Leave out the pictures and reproduce all of the data exactly.

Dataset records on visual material
>> start

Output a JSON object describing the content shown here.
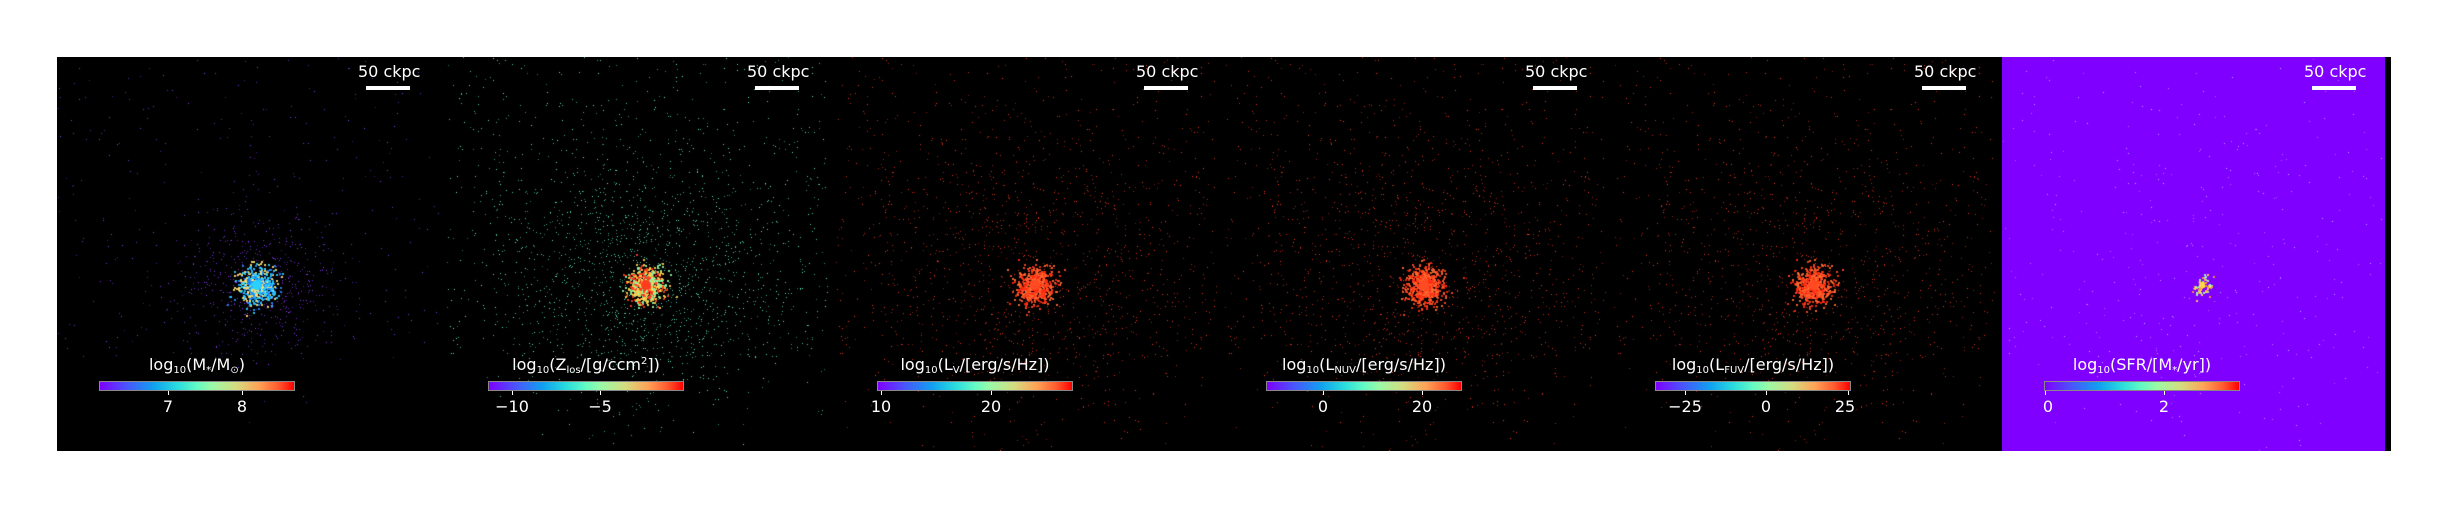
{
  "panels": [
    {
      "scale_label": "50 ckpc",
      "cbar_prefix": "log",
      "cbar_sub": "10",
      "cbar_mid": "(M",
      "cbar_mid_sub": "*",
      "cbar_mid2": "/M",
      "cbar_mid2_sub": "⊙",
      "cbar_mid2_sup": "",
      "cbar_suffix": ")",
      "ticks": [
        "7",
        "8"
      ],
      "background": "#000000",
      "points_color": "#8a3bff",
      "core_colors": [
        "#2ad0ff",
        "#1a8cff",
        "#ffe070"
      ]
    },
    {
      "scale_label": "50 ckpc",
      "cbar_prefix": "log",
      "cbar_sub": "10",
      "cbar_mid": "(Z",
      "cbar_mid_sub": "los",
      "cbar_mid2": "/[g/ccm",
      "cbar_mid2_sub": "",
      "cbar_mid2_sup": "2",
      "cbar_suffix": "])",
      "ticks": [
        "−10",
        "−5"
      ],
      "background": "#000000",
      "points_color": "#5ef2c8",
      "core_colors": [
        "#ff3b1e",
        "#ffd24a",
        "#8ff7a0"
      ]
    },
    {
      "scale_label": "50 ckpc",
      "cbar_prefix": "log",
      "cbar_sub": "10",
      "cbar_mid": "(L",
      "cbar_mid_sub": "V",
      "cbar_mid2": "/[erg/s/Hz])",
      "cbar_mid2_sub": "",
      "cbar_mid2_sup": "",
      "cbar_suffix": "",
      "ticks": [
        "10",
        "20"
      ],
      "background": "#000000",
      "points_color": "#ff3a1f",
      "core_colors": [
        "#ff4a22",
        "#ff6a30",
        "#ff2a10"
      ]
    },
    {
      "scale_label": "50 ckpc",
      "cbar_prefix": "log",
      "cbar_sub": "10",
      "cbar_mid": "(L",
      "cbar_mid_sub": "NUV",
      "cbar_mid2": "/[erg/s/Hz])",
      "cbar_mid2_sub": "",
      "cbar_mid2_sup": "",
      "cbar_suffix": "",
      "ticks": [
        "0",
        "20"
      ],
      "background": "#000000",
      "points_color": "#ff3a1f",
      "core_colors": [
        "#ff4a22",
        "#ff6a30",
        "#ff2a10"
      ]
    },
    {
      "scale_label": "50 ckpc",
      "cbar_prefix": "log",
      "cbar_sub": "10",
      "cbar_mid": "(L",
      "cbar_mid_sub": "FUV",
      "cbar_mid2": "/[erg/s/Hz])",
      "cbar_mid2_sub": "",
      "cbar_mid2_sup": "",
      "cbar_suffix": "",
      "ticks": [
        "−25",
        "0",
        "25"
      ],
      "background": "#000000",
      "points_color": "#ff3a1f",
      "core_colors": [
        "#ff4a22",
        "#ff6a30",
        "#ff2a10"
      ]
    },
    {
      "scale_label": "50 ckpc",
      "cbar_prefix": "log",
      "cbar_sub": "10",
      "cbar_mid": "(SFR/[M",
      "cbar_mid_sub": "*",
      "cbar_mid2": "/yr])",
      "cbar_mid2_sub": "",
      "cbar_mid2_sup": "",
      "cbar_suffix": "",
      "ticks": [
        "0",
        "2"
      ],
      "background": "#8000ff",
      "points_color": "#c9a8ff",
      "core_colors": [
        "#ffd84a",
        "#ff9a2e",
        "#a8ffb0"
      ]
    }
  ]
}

>> end

* [Answer]
Output a JSON object describing the content shown here.
{
  "panels": [
    {
      "scale_label": "50 ckpc",
      "cbar_prefix": "log",
      "cbar_sub": "10",
      "cbar_mid": "(M",
      "cbar_mid_sub": "*",
      "cbar_mid2": "/M",
      "cbar_mid2_sub": "⊙",
      "cbar_mid2_sup": "",
      "cbar_suffix": ")",
      "ticks": [
        "7",
        "8"
      ],
      "background": "#000000",
      "points_color": "#8a3bff",
      "core_colors": [
        "#2ad0ff",
        "#1a8cff",
        "#ffe070"
      ]
    },
    {
      "scale_label": "50 ckpc",
      "cbar_prefix": "log",
      "cbar_sub": "10",
      "cbar_mid": "(Z",
      "cbar_mid_sub": "los",
      "cbar_mid2": "/[g/ccm",
      "cbar_mid2_sub": "",
      "cbar_mid2_sup": "2",
      "cbar_suffix": "])",
      "ticks": [
        "−10",
        "−5"
      ],
      "background": "#000000",
      "points_color": "#5ef2c8",
      "core_colors": [
        "#ff3b1e",
        "#ffd24a",
        "#8ff7a0"
      ]
    },
    {
      "scale_label": "50 ckpc",
      "cbar_prefix": "log",
      "cbar_sub": "10",
      "cbar_mid": "(L",
      "cbar_mid_sub": "V",
      "cbar_mid2": "/[erg/s/Hz])",
      "cbar_mid2_sub": "",
      "cbar_mid2_sup": "",
      "cbar_suffix": "",
      "ticks": [
        "10",
        "20"
      ],
      "background": "#000000",
      "points_color": "#ff3a1f",
      "core_colors": [
        "#ff4a22",
        "#ff6a30",
        "#ff2a10"
      ]
    },
    {
      "scale_label": "50 ckpc",
      "cbar_prefix": "log",
      "cbar_sub": "10",
      "cbar_mid": "(L",
      "cbar_mid_sub": "NUV",
      "cbar_mid2": "/[erg/s/Hz])",
      "cbar_mid2_sub": "",
      "cbar_mid2_sup": "",
      "cbar_suffix": "",
      "ticks": [
        "0",
        "20"
      ],
      "background": "#000000",
      "points_color": "#ff3a1f",
      "core_colors": [
        "#ff4a22",
        "#ff6a30",
        "#ff2a10"
      ]
    },
    {
      "scale_label": "50 ckpc",
      "cbar_prefix": "log",
      "cbar_sub": "10",
      "cbar_mid": "(L",
      "cbar_mid_sub": "FUV",
      "cbar_mid2": "/[erg/s/Hz])",
      "cbar_mid2_sub": "",
      "cbar_mid2_sup": "",
      "cbar_suffix": "",
      "ticks": [
        "−25",
        "0",
        "25"
      ],
      "background": "#000000",
      "points_color": "#ff3a1f",
      "core_colors": [
        "#ff4a22",
        "#ff6a30",
        "#ff2a10"
      ]
    },
    {
      "scale_label": "50 ckpc",
      "cbar_prefix": "log",
      "cbar_sub": "10",
      "cbar_mid": "(SFR/[M",
      "cbar_mid_sub": "*",
      "cbar_mid2": "/yr])",
      "cbar_mid2_sub": "",
      "cbar_mid2_sup": "",
      "cbar_suffix": "",
      "ticks": [
        "0",
        "2"
      ],
      "background": "#8000ff",
      "points_color": "#c9a8ff",
      "core_colors": [
        "#ffd84a",
        "#ff9a2e",
        "#a8ffb0"
      ]
    }
  ]
}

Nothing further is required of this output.